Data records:

▬▬▬

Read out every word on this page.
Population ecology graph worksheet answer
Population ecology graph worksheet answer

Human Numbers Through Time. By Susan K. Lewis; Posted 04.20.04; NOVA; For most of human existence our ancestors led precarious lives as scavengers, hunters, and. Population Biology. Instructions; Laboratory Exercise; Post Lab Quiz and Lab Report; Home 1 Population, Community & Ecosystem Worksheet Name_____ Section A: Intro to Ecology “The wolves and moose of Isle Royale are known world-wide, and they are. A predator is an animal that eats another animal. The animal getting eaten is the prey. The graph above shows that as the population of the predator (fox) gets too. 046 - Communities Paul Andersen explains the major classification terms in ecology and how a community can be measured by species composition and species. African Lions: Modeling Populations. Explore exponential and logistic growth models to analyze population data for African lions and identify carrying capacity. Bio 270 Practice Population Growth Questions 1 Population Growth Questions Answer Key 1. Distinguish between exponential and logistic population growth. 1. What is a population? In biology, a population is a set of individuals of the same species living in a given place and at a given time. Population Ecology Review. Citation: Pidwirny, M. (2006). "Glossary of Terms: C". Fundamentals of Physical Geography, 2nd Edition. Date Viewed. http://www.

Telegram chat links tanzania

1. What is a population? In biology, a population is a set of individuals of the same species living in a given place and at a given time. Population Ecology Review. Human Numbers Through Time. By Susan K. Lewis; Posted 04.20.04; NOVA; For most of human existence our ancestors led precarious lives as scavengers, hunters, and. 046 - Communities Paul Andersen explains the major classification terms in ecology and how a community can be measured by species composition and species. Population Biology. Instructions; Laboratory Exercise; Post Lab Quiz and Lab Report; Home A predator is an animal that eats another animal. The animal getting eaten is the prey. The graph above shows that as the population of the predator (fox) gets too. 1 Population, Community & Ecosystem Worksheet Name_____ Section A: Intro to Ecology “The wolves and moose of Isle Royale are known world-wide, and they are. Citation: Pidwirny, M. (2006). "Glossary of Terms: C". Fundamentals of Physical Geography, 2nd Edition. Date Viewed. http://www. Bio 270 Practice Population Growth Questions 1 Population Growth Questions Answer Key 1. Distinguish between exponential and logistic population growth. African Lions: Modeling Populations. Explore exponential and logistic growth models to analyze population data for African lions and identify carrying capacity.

▬▬▬

WHAT IS BEING ASKED:
Retype all of the material, keeping each line exact.

WORKED SOLUTION:
Read out every word on this page.
Population ecology graph worksheet answer
Population ecology graph worksheet answer

Human Numbers Through Time. By Susan K. Lewis; Posted 04.20.04; NOVA; For most of human existence our ancestors led precarious lives as scavengers, hunters, and. Population Biology. Instructions; Laboratory Exercise; Post Lab Quiz and Lab Report; Home 1 Population, Community & Ecosystem Worksheet Name_____ Section A: Intro to Ecology “The wolves and moose of Isle Royale are known world-wide, and they are. A predator is an animal that eats another animal. The animal getting eaten is the prey. The graph above shows that as the population of the predator (fox) gets too. 046 - Communities Paul Andersen explains the major classification terms in ecology and how a community can be measured by species composition and species. African Lions: Modeling Populations. Explore exponential and logistic growth models to analyze population data for African lions and identify carrying capacity. Bio 270 Practice Population Growth Questions 1 Population Growth Questions Answer Key 1. Distinguish between exponential and logistic population growth. 1. What is a population? In biology, a population is a set of individuals of the same species living in a given place and at a given time. Population Ecology Review. Citation: Pidwirny, M. (2006). "Glossary of Terms: C". Fundamentals of Physical Geography, 2nd Edition. Date Viewed. http://www.

Telegram chat links tanzania

1. What is a population? In biology, a population is a set of individuals of the same species living in a given place and at a given time. Population Ecology Review. Human Numbers Through Time. By Susan K. Lewis; Posted 04.20.04; NOVA; For most of human existence our ancestors led precarious lives as scavengers, hunters, and. 046 - Communities Paul Andersen explains the major classification terms in ecology and how a community can be measured by species composition and species. Population Biology. Instructions; Laboratory Exercise; Post Lab Quiz and Lab Report; Home A predator is an animal that eats another animal. The animal getting eaten is the prey. The graph above shows that as the population of the predator (fox) gets too. 1 Population, Community & Ecosystem Worksheet Name_____ Section A: Intro to Ecology “The wolves and moose of Isle Royale are known world-wide, and they are. Citation: Pidwirny, M. (2006). "Glossary of Terms: C". Fundamentals of Physical Geography, 2nd Edition. Date Viewed. http://www. Bio 270 Practice Population Growth Questions 1 Population Growth Questions Answer Key 1. Distinguish between exponential and logistic population growth. African Lions: Modeling Populations. Explore exponential and logistic growth models to analyze population data for African lions and identify carrying capacity.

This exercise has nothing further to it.